§ **SUPPLIED ENTRIES**
◇ ◇ ◇ ◇

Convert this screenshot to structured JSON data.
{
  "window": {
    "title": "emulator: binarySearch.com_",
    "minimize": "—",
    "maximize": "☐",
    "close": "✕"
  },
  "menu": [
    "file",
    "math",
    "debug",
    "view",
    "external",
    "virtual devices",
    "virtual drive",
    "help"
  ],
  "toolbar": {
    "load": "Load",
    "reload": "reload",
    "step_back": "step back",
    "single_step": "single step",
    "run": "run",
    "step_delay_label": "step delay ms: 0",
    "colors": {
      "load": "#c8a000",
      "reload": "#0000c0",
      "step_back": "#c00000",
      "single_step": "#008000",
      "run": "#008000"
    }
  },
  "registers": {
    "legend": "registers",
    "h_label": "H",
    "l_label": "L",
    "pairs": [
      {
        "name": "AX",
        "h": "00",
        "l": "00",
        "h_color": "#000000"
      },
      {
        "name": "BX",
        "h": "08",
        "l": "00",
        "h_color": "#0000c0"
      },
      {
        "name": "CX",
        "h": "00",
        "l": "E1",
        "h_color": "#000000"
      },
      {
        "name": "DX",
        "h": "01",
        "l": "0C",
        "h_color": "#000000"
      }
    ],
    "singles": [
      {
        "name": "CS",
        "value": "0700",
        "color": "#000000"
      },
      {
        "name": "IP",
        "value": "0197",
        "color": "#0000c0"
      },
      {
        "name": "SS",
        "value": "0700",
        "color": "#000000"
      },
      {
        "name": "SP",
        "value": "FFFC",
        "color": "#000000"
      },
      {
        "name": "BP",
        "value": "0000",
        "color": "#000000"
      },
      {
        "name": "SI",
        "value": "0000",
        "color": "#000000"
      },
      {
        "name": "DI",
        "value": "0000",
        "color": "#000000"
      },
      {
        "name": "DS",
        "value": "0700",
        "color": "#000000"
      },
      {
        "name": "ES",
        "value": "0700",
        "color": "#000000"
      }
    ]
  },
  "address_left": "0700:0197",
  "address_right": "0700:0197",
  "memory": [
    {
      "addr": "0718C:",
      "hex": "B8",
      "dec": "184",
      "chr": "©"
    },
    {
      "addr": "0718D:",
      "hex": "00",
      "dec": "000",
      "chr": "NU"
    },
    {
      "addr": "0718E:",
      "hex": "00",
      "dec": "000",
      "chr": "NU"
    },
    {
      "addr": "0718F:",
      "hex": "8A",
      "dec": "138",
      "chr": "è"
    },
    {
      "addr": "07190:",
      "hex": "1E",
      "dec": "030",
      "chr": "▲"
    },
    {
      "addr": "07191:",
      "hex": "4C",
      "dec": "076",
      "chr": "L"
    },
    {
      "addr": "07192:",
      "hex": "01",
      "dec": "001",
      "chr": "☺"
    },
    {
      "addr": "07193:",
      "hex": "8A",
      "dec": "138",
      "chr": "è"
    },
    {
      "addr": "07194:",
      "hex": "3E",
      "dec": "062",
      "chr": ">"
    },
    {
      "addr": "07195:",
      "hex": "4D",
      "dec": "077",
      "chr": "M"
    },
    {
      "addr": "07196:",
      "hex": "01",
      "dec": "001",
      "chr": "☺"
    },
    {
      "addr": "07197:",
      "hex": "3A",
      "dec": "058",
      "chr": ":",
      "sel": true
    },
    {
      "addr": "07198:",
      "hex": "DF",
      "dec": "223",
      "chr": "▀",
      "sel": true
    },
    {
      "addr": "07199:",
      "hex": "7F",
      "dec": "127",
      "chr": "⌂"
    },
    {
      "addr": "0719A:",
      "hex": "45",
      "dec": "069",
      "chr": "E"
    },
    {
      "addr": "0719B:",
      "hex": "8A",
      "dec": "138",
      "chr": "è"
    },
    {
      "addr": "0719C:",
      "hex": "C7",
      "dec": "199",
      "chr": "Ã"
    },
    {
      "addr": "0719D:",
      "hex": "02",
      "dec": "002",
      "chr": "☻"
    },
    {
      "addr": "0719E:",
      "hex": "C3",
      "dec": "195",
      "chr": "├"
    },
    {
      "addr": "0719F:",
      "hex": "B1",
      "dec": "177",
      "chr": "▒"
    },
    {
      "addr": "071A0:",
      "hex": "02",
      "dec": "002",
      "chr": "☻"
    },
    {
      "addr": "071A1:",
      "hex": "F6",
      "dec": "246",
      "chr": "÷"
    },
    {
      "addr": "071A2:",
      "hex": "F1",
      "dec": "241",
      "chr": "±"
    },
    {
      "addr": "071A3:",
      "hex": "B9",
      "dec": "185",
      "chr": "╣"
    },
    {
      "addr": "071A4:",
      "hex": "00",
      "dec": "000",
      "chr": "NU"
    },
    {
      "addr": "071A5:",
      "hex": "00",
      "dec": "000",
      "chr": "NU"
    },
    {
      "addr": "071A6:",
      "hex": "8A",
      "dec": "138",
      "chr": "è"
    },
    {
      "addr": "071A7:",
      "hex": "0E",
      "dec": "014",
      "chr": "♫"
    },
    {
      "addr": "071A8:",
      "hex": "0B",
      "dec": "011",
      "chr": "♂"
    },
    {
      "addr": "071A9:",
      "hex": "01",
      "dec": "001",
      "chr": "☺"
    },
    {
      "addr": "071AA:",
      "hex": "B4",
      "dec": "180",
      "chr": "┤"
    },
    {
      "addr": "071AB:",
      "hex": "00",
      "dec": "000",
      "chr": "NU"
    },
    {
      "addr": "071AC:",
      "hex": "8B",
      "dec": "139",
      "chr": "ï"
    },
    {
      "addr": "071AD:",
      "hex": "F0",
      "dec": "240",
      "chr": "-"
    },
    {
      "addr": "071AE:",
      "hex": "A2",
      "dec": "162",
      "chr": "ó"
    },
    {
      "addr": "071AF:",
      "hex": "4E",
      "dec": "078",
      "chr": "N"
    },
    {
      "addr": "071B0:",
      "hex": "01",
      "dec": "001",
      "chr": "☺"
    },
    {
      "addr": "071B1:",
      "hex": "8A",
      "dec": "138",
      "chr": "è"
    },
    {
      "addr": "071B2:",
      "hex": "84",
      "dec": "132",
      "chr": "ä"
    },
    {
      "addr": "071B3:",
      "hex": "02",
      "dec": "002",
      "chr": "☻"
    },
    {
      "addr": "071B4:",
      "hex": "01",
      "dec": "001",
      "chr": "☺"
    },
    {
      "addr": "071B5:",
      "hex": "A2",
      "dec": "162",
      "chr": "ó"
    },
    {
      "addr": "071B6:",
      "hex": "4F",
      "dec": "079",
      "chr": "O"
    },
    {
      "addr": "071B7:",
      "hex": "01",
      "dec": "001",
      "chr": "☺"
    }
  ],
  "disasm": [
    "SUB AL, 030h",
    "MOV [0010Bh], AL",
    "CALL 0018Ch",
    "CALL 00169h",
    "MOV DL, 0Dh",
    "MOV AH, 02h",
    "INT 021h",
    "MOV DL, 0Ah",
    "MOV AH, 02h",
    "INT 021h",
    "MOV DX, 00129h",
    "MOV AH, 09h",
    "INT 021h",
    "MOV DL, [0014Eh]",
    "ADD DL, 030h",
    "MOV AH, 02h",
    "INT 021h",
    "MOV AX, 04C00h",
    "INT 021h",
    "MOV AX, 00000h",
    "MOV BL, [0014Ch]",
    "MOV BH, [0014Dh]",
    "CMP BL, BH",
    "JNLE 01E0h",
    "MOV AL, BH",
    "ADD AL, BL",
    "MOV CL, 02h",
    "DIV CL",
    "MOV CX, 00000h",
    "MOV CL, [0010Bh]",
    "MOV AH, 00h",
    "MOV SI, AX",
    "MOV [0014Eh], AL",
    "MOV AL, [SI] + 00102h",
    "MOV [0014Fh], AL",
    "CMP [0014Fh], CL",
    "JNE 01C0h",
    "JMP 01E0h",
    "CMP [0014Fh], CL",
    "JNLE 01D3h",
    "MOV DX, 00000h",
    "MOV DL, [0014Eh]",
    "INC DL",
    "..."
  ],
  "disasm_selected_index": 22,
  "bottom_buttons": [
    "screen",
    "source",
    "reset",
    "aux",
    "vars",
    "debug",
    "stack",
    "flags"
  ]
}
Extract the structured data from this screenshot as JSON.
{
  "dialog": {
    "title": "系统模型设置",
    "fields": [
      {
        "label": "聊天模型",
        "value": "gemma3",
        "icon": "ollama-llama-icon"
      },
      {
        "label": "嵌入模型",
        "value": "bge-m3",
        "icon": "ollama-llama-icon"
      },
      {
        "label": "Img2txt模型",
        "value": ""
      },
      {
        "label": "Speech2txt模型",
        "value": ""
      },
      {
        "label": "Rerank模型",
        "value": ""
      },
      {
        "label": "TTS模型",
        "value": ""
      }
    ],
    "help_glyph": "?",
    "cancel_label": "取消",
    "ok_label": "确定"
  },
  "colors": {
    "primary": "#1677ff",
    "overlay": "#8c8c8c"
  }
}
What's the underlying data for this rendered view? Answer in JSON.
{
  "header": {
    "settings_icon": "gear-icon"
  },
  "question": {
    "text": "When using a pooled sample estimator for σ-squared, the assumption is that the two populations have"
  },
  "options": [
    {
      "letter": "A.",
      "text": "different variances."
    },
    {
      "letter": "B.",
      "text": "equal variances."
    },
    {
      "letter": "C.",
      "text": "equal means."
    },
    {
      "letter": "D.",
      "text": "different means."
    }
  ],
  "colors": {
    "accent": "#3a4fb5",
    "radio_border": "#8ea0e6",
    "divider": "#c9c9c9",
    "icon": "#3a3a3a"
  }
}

◇ ◇ ◇ ◇

Say the number of lines in the records above that include the string "text", and no more.

5